>> Start INFORMATION SUPPLIED

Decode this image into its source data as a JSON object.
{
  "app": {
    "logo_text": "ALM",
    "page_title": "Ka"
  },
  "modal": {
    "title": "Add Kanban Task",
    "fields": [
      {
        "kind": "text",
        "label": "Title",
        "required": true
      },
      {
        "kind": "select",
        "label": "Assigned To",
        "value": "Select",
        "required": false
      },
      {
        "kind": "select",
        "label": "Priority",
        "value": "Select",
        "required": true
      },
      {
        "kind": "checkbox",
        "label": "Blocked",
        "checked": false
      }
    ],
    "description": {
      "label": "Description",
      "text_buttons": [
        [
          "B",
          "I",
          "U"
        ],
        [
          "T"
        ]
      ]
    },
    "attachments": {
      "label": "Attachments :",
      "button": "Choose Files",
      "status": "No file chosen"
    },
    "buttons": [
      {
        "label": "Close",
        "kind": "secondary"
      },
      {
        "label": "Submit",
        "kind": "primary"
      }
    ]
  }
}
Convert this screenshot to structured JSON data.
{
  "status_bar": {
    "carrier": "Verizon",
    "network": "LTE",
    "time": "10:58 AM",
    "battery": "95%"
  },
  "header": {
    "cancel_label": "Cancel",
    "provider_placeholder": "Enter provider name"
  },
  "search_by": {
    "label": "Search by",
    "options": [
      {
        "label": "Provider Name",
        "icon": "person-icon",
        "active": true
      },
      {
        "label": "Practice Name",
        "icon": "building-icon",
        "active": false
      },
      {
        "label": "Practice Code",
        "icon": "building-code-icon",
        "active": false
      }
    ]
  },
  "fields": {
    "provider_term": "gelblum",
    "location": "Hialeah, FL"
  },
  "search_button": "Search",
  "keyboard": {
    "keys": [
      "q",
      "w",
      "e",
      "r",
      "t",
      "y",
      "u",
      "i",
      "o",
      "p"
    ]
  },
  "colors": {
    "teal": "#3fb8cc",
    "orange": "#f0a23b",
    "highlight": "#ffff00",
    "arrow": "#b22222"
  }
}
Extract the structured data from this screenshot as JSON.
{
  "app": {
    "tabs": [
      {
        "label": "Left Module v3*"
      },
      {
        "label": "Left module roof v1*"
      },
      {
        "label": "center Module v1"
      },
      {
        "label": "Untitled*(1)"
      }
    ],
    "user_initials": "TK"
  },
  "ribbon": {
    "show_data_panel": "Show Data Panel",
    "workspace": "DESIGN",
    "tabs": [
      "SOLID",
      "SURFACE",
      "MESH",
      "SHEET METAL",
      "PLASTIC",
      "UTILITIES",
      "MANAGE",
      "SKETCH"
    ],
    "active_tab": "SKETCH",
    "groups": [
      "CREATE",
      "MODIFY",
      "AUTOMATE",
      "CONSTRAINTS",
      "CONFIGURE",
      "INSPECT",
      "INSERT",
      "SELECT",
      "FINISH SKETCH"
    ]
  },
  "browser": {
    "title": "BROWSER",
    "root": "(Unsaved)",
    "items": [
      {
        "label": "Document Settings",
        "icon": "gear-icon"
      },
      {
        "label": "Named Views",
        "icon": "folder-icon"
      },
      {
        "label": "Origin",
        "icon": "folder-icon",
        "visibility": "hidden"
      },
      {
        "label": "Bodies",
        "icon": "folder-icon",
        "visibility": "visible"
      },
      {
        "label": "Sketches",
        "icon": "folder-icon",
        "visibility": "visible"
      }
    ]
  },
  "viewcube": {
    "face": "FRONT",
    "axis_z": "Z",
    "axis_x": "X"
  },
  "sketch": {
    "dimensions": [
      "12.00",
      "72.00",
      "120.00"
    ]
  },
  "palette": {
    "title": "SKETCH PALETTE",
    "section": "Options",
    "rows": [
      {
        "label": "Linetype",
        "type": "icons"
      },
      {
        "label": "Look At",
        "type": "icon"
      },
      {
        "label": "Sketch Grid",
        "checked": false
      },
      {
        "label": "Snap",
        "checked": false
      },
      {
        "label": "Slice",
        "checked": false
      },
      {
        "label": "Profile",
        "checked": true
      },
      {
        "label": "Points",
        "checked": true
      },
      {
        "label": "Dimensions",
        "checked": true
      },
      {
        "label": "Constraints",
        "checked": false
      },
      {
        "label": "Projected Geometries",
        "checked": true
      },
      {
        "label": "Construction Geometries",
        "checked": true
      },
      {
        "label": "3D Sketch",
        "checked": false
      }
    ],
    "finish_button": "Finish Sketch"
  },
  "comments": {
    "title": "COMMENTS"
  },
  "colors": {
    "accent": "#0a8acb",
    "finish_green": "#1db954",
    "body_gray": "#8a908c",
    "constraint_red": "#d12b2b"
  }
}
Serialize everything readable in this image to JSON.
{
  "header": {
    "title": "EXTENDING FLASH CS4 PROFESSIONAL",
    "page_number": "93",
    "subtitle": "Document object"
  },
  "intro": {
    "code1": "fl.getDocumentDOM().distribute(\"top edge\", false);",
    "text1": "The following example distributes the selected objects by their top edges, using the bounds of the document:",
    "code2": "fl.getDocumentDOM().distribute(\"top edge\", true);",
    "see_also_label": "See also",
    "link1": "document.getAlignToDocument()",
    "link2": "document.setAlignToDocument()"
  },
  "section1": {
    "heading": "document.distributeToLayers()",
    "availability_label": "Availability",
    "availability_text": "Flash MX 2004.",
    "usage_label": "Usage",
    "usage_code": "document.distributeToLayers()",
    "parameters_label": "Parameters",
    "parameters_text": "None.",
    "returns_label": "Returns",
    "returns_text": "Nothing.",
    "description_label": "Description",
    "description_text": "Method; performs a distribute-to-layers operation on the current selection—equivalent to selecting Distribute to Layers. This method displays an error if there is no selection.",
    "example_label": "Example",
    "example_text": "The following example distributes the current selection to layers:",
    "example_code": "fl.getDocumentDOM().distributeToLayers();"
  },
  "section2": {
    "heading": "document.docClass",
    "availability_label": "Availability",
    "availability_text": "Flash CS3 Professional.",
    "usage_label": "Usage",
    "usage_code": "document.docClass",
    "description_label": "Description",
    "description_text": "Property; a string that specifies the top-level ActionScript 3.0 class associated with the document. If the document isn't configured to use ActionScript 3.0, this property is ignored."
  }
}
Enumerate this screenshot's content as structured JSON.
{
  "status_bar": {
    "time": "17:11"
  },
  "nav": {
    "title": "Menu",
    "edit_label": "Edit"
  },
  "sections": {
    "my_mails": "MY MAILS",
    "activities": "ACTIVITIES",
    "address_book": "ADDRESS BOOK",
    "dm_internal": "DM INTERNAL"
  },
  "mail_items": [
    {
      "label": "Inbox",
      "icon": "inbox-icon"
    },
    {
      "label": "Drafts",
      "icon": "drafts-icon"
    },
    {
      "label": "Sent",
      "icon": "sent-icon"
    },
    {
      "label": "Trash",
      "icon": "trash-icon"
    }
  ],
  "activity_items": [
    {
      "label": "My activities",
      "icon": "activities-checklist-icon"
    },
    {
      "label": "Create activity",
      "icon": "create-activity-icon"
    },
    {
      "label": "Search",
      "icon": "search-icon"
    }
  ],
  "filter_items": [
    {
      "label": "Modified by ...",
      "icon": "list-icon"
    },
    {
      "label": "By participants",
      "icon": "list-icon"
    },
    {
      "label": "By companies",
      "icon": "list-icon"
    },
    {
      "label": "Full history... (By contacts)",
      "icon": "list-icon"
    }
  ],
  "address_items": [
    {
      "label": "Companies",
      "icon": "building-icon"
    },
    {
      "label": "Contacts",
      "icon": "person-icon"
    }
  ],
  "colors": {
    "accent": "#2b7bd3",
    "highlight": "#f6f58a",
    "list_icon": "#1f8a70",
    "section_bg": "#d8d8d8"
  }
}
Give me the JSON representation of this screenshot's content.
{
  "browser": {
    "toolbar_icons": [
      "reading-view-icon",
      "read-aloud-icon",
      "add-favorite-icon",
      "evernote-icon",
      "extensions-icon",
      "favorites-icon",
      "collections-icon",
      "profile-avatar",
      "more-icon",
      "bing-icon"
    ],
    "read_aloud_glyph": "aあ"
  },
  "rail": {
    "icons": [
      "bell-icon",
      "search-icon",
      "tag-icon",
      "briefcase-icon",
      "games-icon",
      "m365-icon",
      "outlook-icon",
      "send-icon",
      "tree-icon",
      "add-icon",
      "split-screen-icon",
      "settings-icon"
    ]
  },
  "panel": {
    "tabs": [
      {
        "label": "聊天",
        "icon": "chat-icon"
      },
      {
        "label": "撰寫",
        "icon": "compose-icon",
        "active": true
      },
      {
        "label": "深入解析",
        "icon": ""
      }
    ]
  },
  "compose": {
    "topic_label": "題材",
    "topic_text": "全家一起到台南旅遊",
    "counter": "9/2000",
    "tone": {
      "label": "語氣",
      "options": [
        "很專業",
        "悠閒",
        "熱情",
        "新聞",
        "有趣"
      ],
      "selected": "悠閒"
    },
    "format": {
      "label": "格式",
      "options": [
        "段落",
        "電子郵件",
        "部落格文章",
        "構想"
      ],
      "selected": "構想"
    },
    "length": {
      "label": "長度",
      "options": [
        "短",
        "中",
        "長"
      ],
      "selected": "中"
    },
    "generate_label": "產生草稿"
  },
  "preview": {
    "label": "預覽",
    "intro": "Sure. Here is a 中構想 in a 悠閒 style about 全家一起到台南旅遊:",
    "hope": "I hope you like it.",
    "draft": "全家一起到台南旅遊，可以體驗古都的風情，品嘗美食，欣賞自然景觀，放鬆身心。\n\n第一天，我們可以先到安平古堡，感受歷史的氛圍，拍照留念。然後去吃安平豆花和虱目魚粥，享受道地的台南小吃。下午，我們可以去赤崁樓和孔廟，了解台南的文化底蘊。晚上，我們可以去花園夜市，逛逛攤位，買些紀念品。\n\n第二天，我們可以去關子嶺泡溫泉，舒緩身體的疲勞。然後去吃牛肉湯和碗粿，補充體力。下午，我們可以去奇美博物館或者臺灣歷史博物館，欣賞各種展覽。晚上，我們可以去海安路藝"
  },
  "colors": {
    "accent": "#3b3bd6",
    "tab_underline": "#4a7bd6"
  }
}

>> End INFORMATION SUPPLIED

WORK TO BE COMPLETED — Select every line where the word "Geometries" occurs.

FINISHED ANSWER —
        "label": "Projected Geometries",
        "label": "Construction Geometries",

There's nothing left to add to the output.